* [Work instructions]:
Rewrite the rows between the ones containing "Segment this screenshot: for" and "501, 270, 515]", inclusive, as a Markdown table with the columns Index and Content. Number each row and leave out any blank ones.

□ □ □ □ □

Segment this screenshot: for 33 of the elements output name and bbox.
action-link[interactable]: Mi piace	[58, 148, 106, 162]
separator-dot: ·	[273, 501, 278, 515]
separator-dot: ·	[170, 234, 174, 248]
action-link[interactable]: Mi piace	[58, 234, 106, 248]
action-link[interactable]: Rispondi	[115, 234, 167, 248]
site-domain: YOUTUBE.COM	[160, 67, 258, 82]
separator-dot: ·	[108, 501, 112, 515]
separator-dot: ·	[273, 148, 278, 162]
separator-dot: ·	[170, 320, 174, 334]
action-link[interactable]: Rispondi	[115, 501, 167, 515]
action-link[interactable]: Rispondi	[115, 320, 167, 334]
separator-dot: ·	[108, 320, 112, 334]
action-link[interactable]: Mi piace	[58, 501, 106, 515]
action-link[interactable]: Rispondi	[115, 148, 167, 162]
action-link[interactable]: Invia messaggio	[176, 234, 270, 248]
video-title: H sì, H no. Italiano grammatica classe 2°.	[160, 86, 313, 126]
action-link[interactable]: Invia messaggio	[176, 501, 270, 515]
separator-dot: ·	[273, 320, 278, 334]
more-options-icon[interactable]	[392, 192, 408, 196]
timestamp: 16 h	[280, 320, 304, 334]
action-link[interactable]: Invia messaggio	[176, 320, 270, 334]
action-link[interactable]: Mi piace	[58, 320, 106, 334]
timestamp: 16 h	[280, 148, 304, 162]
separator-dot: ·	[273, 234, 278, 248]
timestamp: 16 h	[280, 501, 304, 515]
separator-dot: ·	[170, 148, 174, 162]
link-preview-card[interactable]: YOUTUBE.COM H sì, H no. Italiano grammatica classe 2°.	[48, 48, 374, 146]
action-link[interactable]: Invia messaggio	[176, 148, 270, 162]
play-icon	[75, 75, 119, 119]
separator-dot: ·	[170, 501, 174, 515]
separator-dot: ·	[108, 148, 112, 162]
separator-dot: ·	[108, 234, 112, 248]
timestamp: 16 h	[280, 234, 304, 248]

□ □ □ □ □

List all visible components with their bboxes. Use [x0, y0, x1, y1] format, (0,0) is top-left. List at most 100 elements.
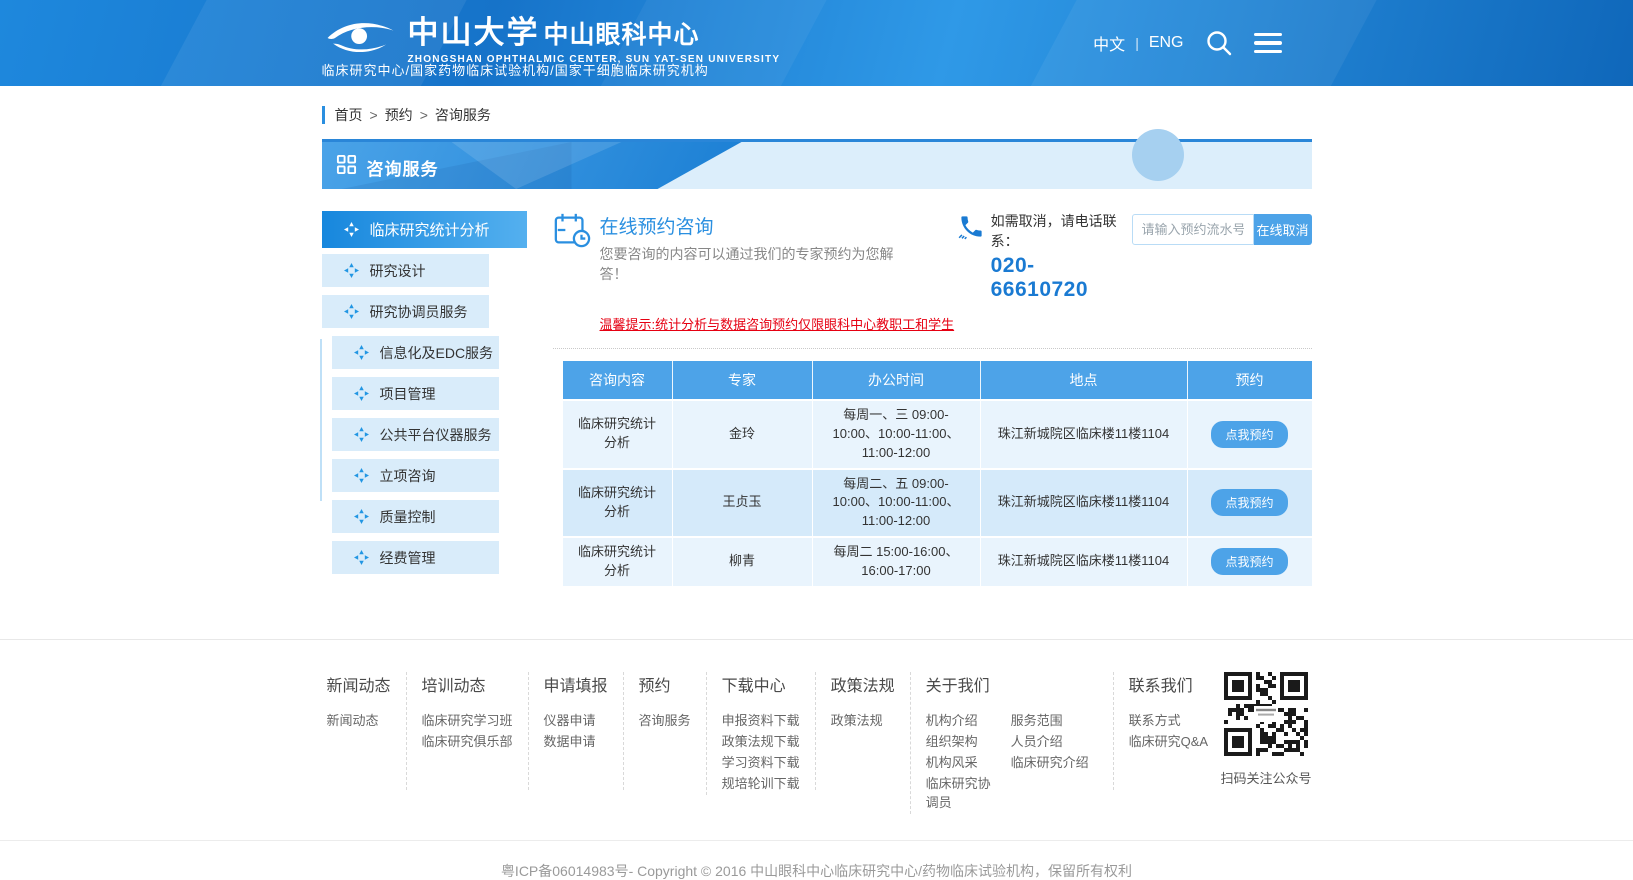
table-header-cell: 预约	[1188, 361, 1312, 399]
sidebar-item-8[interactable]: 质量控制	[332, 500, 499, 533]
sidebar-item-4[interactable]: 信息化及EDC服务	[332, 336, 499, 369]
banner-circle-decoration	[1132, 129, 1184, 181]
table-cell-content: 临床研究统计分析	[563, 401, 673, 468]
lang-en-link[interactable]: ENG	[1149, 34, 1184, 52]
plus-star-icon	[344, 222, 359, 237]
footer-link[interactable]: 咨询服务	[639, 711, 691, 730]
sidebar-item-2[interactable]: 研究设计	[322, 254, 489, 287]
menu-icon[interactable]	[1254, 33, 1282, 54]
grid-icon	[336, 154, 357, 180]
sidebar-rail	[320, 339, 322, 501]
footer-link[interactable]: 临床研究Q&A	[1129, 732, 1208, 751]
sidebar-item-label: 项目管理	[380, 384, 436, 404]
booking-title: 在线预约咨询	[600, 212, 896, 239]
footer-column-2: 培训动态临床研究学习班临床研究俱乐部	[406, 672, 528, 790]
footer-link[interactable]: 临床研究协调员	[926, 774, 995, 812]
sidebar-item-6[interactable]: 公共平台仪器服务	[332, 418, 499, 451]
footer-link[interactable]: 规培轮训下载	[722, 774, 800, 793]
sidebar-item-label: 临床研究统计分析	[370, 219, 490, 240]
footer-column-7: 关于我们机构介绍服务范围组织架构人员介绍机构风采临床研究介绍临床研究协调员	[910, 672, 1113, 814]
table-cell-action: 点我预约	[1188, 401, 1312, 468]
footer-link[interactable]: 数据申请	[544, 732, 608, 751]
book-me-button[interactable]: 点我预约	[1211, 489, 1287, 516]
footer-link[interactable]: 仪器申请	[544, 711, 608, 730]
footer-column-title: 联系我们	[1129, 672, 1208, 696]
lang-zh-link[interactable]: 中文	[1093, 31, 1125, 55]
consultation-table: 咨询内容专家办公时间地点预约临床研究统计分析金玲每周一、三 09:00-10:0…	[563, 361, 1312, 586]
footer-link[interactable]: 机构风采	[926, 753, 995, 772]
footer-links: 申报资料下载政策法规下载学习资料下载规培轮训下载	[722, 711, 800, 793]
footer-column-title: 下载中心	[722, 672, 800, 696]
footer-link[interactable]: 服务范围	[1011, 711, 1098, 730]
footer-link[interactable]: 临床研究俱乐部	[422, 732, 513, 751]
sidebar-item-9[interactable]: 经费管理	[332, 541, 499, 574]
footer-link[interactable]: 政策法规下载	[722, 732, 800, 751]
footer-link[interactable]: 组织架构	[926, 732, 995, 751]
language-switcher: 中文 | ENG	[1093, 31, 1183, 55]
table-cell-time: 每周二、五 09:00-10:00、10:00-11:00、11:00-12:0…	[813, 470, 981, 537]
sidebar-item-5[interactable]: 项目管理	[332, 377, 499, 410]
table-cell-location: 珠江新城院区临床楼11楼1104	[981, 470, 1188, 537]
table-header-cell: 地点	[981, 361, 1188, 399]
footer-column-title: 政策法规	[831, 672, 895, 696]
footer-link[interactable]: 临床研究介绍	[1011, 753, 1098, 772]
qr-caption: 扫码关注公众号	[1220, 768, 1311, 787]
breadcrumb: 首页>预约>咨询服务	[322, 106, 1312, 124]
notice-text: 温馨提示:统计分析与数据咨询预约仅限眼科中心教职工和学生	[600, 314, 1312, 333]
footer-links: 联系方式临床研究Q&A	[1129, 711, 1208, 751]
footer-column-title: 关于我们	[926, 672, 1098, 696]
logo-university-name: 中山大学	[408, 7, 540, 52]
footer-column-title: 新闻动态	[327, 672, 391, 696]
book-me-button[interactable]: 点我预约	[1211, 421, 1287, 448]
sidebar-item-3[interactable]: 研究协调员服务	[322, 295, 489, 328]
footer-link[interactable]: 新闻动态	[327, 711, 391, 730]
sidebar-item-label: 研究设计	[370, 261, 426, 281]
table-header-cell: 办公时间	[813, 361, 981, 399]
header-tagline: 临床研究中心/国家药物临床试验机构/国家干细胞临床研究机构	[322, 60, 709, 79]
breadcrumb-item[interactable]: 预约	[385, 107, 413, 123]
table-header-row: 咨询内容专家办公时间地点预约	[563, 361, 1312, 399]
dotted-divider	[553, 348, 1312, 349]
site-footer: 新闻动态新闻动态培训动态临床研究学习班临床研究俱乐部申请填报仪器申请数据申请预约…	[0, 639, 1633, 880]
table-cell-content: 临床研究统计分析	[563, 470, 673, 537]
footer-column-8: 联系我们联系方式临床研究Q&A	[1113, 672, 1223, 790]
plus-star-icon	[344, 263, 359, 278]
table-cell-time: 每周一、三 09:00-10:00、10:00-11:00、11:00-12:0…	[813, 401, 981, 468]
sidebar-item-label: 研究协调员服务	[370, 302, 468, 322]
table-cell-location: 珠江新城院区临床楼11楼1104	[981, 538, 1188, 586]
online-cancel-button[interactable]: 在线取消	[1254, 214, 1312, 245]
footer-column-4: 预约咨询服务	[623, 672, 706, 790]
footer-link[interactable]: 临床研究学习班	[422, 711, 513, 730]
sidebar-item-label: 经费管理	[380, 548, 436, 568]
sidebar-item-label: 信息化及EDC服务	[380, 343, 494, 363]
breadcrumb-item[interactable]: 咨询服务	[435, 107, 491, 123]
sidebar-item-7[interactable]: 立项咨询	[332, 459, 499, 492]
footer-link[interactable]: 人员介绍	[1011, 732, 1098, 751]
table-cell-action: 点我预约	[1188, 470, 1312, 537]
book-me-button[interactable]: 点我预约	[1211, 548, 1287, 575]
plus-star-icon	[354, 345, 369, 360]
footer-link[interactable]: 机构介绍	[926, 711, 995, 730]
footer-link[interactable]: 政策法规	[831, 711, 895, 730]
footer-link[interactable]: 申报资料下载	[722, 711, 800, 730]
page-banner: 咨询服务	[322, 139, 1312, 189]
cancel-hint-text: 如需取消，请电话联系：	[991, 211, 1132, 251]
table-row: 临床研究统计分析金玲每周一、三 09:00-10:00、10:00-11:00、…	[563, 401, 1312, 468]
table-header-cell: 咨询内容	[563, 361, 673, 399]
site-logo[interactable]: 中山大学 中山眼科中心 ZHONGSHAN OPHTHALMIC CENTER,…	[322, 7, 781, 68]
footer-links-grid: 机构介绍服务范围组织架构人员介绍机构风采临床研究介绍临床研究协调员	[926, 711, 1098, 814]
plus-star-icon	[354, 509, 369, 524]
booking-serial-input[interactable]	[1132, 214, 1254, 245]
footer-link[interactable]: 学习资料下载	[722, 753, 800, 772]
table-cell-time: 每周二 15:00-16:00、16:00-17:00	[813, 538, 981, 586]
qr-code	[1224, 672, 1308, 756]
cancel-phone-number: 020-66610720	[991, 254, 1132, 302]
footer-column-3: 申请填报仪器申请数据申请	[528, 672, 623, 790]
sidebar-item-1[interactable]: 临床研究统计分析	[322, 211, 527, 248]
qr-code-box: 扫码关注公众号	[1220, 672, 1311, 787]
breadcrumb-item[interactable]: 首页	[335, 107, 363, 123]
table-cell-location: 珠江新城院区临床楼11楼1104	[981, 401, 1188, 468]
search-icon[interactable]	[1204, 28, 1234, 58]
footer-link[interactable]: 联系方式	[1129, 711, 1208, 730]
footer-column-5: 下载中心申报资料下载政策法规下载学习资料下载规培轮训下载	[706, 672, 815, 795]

□ □ □ □ □

* [Written reply]:
| Index | Content |
|---|---|
| 1 | Segment this screenshot: for 33 of the elements output name and bbox. |
| 2 | action-link[interactable]: Mi piace	[58, 148, 106, 162] |
| 3 | separator-dot: ·	[273, 501, 278, 515] |
| 4 | separator-dot: ·	[170, 234, 174, 248] |
| 5 | action-link[interactable]: Mi piace	[58, 234, 106, 248] |
| 6 | action-link[interactable]: Rispondi	[115, 234, 167, 248] |
| 7 | site-domain: YOUTUBE.COM	[160, 67, 258, 82] |
| 8 | separator-dot: ·	[108, 501, 112, 515] |
| 9 | separator-dot: ·	[273, 148, 278, 162] |
| 10 | separator-dot: ·	[170, 320, 174, 334] |
| 11 | action-link[interactable]: Rispondi	[115, 501, 167, 515] |
| 12 | action-link[interactable]: Rispondi	[115, 320, 167, 334] |
| 13 | separator-dot: ·	[108, 320, 112, 334] |
| 14 | action-link[interactable]: Mi piace	[58, 501, 106, 515] |
| 15 | action-link[interactable]: Rispondi	[115, 148, 167, 162] |
| 16 | action-link[interactable]: Invia messaggio	[176, 234, 270, 248] |
| 17 | video-title: H sì, H no. Italiano grammatica classe 2°.	[160, 86, 313, 126] |
| 18 | action-link[interactable]: Invia messaggio	[176, 501, 270, 515] |